> _SET TASK_:
Where a line contains the word "nicht", copy that line in full.
Start INPUT DATA
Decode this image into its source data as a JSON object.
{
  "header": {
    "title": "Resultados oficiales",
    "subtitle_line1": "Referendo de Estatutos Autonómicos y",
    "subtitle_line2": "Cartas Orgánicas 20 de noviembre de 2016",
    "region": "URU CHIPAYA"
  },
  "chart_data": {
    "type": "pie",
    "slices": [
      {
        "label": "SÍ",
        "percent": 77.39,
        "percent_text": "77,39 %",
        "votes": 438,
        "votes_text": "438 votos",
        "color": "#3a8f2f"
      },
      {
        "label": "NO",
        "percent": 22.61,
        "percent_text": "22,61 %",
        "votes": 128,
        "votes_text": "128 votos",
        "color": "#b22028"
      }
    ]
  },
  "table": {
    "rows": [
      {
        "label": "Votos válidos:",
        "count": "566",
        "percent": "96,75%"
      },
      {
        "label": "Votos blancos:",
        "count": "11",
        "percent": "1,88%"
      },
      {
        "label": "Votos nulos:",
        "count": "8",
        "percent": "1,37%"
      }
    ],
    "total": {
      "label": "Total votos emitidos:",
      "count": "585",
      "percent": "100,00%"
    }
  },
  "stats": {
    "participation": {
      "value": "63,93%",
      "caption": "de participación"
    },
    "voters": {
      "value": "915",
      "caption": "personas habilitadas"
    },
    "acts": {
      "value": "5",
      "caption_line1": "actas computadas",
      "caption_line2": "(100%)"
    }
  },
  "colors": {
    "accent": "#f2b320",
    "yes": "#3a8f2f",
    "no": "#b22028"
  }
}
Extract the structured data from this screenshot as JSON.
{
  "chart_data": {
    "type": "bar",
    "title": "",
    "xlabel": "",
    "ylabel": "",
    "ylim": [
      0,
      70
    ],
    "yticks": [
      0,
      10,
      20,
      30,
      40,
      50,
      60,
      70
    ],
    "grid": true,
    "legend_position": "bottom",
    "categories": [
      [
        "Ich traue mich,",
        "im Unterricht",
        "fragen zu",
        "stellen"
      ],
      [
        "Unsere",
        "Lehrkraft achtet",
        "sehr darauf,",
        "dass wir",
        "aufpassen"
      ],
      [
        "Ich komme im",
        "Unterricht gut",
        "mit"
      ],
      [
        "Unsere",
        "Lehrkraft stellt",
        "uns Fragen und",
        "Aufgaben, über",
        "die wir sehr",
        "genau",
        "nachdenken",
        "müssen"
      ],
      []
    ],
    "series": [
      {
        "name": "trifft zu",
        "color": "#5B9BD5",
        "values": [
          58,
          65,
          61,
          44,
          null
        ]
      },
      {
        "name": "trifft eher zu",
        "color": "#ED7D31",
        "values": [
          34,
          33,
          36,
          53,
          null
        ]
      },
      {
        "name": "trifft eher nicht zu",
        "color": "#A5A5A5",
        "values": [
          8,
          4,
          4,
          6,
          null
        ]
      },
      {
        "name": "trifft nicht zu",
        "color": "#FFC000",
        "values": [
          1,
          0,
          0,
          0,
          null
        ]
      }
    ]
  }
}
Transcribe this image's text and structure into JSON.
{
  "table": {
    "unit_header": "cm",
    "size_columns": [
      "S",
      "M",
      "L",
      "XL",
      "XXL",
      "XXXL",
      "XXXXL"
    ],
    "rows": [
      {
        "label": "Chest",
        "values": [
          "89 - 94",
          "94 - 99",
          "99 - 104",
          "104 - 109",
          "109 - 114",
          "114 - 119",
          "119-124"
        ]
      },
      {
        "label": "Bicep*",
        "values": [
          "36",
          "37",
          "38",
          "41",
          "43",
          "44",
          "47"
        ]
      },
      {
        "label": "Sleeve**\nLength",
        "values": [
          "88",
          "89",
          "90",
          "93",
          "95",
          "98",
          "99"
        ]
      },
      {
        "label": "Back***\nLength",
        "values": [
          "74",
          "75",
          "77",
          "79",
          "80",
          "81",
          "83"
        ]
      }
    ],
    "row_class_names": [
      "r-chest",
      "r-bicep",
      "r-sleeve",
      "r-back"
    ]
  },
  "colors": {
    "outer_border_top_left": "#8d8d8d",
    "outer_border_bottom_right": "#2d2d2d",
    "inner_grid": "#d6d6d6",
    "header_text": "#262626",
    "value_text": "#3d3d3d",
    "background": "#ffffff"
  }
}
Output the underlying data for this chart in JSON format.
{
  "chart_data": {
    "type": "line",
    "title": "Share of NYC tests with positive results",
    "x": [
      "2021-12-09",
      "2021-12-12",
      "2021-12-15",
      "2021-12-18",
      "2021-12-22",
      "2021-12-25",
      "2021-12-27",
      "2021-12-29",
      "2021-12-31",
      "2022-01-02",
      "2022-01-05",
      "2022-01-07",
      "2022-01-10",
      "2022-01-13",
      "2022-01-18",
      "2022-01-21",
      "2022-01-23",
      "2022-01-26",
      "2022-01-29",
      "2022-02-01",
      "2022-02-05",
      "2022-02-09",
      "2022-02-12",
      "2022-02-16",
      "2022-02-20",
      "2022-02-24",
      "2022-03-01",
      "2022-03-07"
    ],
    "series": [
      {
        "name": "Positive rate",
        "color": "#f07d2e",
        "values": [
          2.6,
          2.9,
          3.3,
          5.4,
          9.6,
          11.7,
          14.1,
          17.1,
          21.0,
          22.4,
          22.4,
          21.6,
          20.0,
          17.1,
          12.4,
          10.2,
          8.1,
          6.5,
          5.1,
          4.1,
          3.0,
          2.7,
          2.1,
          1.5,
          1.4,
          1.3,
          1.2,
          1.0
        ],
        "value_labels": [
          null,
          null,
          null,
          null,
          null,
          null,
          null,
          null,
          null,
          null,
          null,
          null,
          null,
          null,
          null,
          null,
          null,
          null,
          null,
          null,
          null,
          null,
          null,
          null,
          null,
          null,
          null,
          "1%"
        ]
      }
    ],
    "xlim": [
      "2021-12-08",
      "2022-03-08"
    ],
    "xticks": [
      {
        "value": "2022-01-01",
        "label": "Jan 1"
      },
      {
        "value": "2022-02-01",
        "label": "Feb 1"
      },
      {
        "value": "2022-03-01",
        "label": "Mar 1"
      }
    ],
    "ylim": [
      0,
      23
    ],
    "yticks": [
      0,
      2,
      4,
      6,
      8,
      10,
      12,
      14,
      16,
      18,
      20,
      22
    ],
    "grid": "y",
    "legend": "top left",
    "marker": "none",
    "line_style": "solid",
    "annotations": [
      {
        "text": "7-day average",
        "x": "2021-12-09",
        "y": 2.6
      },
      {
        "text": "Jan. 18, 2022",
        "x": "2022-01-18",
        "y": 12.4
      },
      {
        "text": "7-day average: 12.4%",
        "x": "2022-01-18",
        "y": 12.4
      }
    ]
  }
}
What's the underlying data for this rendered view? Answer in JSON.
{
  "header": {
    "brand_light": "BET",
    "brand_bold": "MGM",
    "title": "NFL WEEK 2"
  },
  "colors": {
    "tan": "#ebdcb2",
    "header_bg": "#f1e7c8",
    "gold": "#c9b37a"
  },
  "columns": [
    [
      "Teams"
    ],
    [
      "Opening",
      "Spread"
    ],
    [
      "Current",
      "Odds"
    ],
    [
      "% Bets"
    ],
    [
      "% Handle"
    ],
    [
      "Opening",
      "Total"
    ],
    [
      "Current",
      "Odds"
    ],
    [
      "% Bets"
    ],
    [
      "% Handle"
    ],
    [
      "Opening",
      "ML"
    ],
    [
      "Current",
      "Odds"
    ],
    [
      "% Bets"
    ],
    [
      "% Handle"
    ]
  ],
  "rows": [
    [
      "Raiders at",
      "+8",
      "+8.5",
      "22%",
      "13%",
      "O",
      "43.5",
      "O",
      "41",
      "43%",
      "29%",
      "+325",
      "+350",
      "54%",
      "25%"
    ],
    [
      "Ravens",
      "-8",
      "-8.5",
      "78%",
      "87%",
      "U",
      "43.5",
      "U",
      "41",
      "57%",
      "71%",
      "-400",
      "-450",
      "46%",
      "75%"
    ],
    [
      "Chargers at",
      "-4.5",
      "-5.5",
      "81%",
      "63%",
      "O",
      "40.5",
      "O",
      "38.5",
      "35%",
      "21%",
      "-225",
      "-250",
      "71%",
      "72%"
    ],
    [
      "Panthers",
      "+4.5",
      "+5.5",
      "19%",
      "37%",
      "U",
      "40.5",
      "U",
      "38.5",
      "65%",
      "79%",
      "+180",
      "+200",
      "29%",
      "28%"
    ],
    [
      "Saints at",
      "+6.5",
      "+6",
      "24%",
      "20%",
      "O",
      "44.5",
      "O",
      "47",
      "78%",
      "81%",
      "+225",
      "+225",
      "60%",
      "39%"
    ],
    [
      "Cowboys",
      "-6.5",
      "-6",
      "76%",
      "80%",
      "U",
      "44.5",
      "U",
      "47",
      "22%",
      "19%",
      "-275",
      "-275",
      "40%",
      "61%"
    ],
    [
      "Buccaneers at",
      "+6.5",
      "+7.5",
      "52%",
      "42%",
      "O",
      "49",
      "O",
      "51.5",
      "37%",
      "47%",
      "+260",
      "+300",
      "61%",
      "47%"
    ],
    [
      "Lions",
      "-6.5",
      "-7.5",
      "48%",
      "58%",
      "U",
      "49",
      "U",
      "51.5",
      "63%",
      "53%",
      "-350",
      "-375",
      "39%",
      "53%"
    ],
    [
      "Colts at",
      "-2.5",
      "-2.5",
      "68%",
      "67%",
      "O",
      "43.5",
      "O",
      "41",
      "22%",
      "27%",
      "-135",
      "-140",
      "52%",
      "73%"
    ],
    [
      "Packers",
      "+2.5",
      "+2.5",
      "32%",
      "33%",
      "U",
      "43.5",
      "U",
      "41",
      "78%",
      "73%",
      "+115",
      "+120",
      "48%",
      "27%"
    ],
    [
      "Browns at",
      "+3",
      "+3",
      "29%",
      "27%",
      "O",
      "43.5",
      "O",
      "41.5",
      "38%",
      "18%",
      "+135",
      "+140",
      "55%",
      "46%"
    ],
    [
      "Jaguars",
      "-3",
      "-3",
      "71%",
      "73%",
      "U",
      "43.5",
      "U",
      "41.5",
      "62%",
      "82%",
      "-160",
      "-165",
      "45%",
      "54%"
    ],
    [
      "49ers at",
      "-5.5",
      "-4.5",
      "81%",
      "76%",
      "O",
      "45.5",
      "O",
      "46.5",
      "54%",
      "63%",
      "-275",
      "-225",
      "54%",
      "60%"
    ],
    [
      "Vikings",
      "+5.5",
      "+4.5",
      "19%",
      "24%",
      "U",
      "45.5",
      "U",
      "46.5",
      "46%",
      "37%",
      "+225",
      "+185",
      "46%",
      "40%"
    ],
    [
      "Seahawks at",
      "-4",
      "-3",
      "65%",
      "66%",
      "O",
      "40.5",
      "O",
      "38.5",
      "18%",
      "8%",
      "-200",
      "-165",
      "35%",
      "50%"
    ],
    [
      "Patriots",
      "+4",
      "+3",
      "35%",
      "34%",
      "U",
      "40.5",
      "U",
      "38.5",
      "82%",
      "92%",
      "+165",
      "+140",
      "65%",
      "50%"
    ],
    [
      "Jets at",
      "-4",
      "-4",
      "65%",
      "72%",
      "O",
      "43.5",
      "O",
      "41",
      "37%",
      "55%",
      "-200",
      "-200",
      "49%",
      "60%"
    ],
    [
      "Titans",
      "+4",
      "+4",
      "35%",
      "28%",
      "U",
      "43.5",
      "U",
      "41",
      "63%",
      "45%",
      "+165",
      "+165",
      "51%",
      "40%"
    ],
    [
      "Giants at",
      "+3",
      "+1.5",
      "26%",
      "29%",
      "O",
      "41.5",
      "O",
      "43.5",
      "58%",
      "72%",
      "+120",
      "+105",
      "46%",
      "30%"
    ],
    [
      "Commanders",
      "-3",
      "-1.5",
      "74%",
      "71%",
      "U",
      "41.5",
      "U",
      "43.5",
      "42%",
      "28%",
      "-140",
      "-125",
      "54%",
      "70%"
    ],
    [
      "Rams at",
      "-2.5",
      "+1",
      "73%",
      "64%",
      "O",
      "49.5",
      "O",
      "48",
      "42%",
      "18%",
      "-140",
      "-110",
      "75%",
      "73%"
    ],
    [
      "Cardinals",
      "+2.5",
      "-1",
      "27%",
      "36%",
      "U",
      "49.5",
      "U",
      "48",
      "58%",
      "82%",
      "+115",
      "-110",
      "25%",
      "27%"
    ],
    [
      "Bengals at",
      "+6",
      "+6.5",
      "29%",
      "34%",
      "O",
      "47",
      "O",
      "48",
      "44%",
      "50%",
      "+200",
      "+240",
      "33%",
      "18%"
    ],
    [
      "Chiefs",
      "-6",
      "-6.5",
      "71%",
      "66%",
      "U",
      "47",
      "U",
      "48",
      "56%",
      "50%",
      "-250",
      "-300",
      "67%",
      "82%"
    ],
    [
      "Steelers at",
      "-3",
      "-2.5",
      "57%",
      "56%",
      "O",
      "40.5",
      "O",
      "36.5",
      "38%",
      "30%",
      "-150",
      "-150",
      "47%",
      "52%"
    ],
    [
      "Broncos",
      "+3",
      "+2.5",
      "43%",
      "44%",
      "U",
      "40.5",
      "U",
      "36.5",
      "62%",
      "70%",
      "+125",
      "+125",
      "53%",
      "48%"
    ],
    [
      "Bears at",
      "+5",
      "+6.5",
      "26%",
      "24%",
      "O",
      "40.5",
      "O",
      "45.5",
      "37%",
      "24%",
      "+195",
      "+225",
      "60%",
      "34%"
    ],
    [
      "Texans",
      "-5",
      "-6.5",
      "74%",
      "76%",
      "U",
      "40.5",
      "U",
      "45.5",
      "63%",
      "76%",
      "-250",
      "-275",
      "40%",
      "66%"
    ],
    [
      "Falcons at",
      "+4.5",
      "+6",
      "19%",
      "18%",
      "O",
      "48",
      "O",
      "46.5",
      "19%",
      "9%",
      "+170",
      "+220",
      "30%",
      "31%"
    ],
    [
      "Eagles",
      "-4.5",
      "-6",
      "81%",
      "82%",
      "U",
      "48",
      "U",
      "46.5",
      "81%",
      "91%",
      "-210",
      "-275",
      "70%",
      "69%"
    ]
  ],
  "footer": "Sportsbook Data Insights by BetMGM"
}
End INPUT DATA
> _TASK ANSWER_:
        "name": "trifft eher nicht zu",
        "name": "trifft nicht zu",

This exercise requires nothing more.